(Figure content listings)
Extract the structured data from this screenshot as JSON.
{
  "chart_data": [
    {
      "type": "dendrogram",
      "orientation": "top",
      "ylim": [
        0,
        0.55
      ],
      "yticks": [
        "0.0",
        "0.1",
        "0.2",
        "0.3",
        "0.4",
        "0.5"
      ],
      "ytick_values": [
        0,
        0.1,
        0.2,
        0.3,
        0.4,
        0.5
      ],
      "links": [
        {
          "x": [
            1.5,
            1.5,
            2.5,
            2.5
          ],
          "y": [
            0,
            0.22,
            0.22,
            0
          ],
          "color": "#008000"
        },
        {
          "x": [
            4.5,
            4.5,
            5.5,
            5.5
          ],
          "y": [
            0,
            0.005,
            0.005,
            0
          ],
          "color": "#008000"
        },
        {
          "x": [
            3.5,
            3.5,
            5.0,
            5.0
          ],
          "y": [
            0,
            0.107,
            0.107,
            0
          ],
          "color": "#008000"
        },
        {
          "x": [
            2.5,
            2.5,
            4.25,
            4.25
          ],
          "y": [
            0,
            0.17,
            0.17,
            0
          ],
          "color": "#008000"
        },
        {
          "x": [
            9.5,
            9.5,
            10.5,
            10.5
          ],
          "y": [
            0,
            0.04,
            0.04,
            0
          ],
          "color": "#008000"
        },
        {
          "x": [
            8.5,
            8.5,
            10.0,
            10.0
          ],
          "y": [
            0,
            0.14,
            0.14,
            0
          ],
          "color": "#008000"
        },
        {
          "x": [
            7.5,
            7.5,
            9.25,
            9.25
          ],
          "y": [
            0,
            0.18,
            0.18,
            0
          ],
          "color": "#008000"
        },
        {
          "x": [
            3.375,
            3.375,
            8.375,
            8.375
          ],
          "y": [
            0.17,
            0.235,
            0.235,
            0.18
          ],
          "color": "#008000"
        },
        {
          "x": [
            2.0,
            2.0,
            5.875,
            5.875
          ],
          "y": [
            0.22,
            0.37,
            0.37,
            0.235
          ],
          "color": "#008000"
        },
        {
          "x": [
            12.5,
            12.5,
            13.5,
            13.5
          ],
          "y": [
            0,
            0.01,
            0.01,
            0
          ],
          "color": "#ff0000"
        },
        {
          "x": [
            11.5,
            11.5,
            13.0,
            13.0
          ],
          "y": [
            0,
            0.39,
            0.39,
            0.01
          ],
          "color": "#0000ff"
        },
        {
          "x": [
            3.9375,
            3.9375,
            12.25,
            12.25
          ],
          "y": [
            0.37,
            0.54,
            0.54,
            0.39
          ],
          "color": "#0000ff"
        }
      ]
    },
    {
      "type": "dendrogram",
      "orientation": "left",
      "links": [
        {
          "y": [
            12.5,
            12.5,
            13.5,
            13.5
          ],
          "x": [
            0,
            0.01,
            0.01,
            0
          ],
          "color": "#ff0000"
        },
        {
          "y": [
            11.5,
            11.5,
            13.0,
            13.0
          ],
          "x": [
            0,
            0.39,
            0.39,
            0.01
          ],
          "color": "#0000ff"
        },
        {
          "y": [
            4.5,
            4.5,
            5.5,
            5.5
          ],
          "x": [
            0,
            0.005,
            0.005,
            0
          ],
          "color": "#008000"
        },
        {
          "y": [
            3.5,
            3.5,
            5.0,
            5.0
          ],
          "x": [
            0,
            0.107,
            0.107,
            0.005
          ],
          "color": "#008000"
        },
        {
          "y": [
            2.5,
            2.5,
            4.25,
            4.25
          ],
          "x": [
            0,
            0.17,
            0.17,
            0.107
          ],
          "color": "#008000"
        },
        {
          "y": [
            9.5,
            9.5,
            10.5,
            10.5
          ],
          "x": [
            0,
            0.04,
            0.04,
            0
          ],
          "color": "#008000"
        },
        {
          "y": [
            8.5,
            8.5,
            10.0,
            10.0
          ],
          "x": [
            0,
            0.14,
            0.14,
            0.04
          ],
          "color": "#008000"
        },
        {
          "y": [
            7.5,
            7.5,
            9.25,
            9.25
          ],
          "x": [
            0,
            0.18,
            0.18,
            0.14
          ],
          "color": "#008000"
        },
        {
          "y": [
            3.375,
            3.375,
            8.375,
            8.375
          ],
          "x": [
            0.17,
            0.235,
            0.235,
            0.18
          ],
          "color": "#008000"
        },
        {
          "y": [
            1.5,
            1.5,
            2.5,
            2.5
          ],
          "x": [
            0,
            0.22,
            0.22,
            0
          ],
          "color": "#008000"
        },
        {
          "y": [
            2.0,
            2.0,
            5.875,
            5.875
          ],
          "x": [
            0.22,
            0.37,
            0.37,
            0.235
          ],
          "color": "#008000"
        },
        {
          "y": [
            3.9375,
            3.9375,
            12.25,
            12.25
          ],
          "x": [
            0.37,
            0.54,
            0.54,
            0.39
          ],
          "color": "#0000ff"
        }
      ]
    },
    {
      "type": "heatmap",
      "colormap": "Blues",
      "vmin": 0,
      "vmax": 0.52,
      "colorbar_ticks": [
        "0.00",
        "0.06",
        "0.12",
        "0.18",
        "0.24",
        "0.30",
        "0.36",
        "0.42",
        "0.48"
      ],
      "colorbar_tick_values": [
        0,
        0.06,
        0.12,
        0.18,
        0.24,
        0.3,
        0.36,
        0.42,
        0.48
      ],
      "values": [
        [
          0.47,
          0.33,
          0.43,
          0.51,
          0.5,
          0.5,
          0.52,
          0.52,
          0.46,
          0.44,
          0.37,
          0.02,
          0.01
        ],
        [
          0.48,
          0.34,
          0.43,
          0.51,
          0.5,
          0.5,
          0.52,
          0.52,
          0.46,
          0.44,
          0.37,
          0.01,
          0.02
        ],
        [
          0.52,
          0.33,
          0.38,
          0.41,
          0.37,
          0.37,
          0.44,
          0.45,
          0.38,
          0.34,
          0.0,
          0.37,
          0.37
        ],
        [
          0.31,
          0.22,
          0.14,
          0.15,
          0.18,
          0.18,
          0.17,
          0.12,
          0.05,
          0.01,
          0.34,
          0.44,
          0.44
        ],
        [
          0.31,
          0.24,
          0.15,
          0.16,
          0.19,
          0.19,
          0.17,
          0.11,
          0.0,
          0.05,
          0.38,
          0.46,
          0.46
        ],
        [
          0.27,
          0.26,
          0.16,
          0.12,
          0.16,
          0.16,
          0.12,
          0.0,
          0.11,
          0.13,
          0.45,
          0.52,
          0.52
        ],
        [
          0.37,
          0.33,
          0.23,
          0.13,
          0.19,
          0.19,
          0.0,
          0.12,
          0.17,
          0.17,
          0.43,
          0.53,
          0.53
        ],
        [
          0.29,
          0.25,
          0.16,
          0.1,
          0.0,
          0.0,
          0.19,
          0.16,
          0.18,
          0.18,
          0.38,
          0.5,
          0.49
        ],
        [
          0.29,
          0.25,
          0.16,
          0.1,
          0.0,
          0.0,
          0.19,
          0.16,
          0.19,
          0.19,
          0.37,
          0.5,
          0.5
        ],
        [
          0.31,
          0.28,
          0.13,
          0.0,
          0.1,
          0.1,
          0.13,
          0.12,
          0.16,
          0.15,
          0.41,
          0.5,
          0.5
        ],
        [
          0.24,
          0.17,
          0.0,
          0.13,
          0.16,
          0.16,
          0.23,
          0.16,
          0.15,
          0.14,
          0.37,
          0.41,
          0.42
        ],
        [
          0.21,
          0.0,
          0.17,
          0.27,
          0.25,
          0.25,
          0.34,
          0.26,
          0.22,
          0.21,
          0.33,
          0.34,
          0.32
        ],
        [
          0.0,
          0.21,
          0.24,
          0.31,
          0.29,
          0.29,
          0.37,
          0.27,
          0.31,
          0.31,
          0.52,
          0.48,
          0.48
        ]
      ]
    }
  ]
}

[TASK DESCRIPTION]
Extract the complete listing above, reproducing each line exactly.

[OUTPUT OF THE TASK]
Extract the structured data from this screenshot as JSON.
{
  "chart_data": [
    {
      "type": "dendrogram",
      "orientation": "top",
      "ylim": [
        0,
        0.55
      ],
      "yticks": [
        "0.0",
        "0.1",
        "0.2",
        "0.3",
        "0.4",
        "0.5"
      ],
      "ytick_values": [
        0,
        0.1,
        0.2,
        0.3,
        0.4,
        0.5
      ],
      "links": [
        {
          "x": [
            1.5,
            1.5,
            2.5,
            2.5
          ],
          "y": [
            0,
            0.22,
            0.22,
            0
          ],
          "color": "#008000"
        },
        {
          "x": [
            4.5,
            4.5,
            5.5,
            5.5
          ],
          "y": [
            0,
            0.005,
            0.005,
            0
          ],
          "color": "#008000"
        },
        {
          "x": [
            3.5,
            3.5,
            5.0,
            5.0
          ],
          "y": [
            0,
            0.107,
            0.107,
            0
          ],
          "color": "#008000"
        },
        {
          "x": [
            2.5,
            2.5,
            4.25,
            4.25
          ],
          "y": [
            0,
            0.17,
            0.17,
            0
          ],
          "color": "#008000"
        },
        {
          "x": [
            9.5,
            9.5,
            10.5,
            10.5
          ],
          "y": [
            0,
            0.04,
            0.04,
            0
          ],
          "color": "#008000"
        },
        {
          "x": [
            8.5,
            8.5,
            10.0,
            10.0
          ],
          "y": [
            0,
            0.14,
            0.14,
            0
          ],
          "color": "#008000"
        },
        {
          "x": [
            7.5,
            7.5,
            9.25,
            9.25
          ],
          "y": [
            0,
            0.18,
            0.18,
            0
          ],
          "color": "#008000"
        },
        {
          "x": [
            3.375,
            3.375,
            8.375,
            8.375
          ],
          "y": [
            0.17,
            0.235,
            0.235,
            0.18
          ],
          "color": "#008000"
        },
        {
          "x": [
            2.0,
            2.0,
            5.875,
            5.875
          ],
          "y": [
            0.22,
            0.37,
            0.37,
            0.235
          ],
          "color": "#008000"
        },
        {
          "x": [
            12.5,
            12.5,
            13.5,
            13.5
          ],
          "y": [
            0,
            0.01,
            0.01,
            0
          ],
          "color": "#ff0000"
        },
        {
          "x": [
            11.5,
            11.5,
            13.0,
            13.0
          ],
          "y": [
            0,
            0.39,
            0.39,
            0.01
          ],
          "color": "#0000ff"
        },
        {
          "x": [
            3.9375,
            3.9375,
            12.25,
            12.25
          ],
          "y": [
            0.37,
            0.54,
            0.54,
            0.39
          ],
          "color": "#0000ff"
        }
      ]
    },
    {
      "type": "dendrogram",
      "orientation": "left",
      "links": [
        {
          "y": [
            12.5,
            12.5,
            13.5,
            13.5
          ],
          "x": [
            0,
            0.01,
            0.01,
            0
          ],
          "color": "#ff0000"
        },
        {
          "y": [
            11.5,
            11.5,
            13.0,
            13.0
          ],
          "x": [
            0,
            0.39,
            0.39,
            0.01
          ],
          "color": "#0000ff"
        },
        {
          "y": [
            4.5,
            4.5,
            5.5,
            5.5
          ],
          "x": [
            0,
            0.005,
            0.005,
            0
          ],
          "color": "#008000"
        },
        {
          "y": [
            3.5,
            3.5,
            5.0,
            5.0
          ],
          "x": [
            0,
            0.107,
            0.107,
            0.005
          ],
          "color": "#008000"
        },
        {
          "y": [
            2.5,
            2.5,
            4.25,
            4.25
          ],
          "x": [
            0,
            0.17,
            0.17,
            0.107
          ],
          "color": "#008000"
        },
        {
          "y": [
            9.5,
            9.5,
            10.5,
            10.5
          ],
          "x": [
            0,
            0.04,
            0.04,
            0
          ],
          "color": "#008000"
        },
        {
          "y": [
            8.5,
            8.5,
            10.0,
            10.0
          ],
          "x": [
            0,
            0.14,
            0.14,
            0.04
          ],
          "color": "#008000"
        },
        {
          "y": [
            7.5,
            7.5,
            9.25,
            9.25
          ],
          "x": [
            0,
            0.18,
            0.18,
            0.14
          ],
          "color": "#008000"
        },
        {
          "y": [
            3.375,
            3.375,
            8.375,
            8.375
          ],
          "x": [
            0.17,
            0.235,
            0.235,
            0.18
          ],
          "color": "#008000"
        },
        {
          "y": [
            1.5,
            1.5,
            2.5,
            2.5
          ],
          "x": [
            0,
            0.22,
            0.22,
            0
          ],
          "color": "#008000"
        },
        {
          "y": [
            2.0,
            2.0,
            5.875,
            5.875
          ],
          "x": [
            0.22,
            0.37,
            0.37,
            0.235
          ],
          "color": "#008000"
        },
        {
          "y": [
            3.9375,
            3.9375,
            12.25,
            12.25
          ],
          "x": [
            0.37,
            0.54,
            0.54,
            0.39
          ],
          "color": "#0000ff"
        }
      ]
    },
    {
      "type": "heatmap",
      "colormap": "Blues",
      "vmin": 0,
      "vmax": 0.52,
      "colorbar_ticks": [
        "0.00",
        "0.06",
        "0.12",
        "0.18",
        "0.24",
        "0.30",
        "0.36",
        "0.42",
        "0.48"
      ],
      "colorbar_tick_values": [
        0,
        0.06,
        0.12,
        0.18,
        0.24,
        0.3,
        0.36,
        0.42,
        0.48
      ],
      "values": [
        [
          0.47,
          0.33,
          0.43,
          0.51,
          0.5,
          0.5,
          0.52,
          0.52,
          0.46,
          0.44,
          0.37,
          0.02,
          0.01
        ],
        [
          0.48,
          0.34,
          0.43,
          0.51,
          0.5,
          0.5,
          0.52,
          0.52,
          0.46,
          0.44,
          0.37,
          0.01,
          0.02
        ],
        [
          0.52,
          0.33,
          0.38,
          0.41,
          0.37,
          0.37,
          0.44,
          0.45,
          0.38,
          0.34,
          0.0,
          0.37,
          0.37
        ],
        [
          0.31,
          0.22,
          0.14,
          0.15,
          0.18,
          0.18,
          0.17,
          0.12,
          0.05,
          0.01,
          0.34,
          0.44,
          0.44
        ],
        [
          0.31,
          0.24,
          0.15,
          0.16,
          0.19,
          0.19,
          0.17,
          0.11,
          0.0,
          0.05,
          0.38,
          0.46,
          0.46
        ],
        [
          0.27,
          0.26,
          0.16,
          0.12,
          0.16,
          0.16,
          0.12,
          0.0,
          0.11,
          0.13,
          0.45,
          0.52,
          0.52
        ],
        [
          0.37,
          0.33,
          0.23,
          0.13,
          0.19,
          0.19,
          0.0,
          0.12,
          0.17,
          0.17,
          0.43,
          0.53,
          0.53
        ],
        [
          0.29,
          0.25,
          0.16,
          0.1,
          0.0,
          0.0,
          0.19,
          0.16,
          0.18,
          0.18,
          0.38,
          0.5,
          0.49
        ],
        [
          0.29,
          0.25,
          0.16,
          0.1,
          0.0,
          0.0,
          0.19,
          0.16,
          0.19,
          0.19,
          0.37,
          0.5,
          0.5
        ],
        [
          0.31,
          0.28,
          0.13,
          0.0,
          0.1,
          0.1,
          0.13,
          0.12,
          0.16,
          0.15,
          0.41,
          0.5,
          0.5
        ],
        [
          0.24,
          0.17,
          0.0,
          0.13,
          0.16,
          0.16,
          0.23,
          0.16,
          0.15,
          0.14,
          0.37,
          0.41,
          0.42
        ],
        [
          0.21,
          0.0,
          0.17,
          0.27,
          0.25,
          0.25,
          0.34,
          0.26,
          0.22,
          0.21,
          0.33,
          0.34,
          0.32
        ],
        [
          0.0,
          0.21,
          0.24,
          0.31,
          0.29,
          0.29,
          0.37,
          0.27,
          0.31,
          0.31,
          0.52,
          0.48,
          0.48
        ]
      ]
    }
  ]
}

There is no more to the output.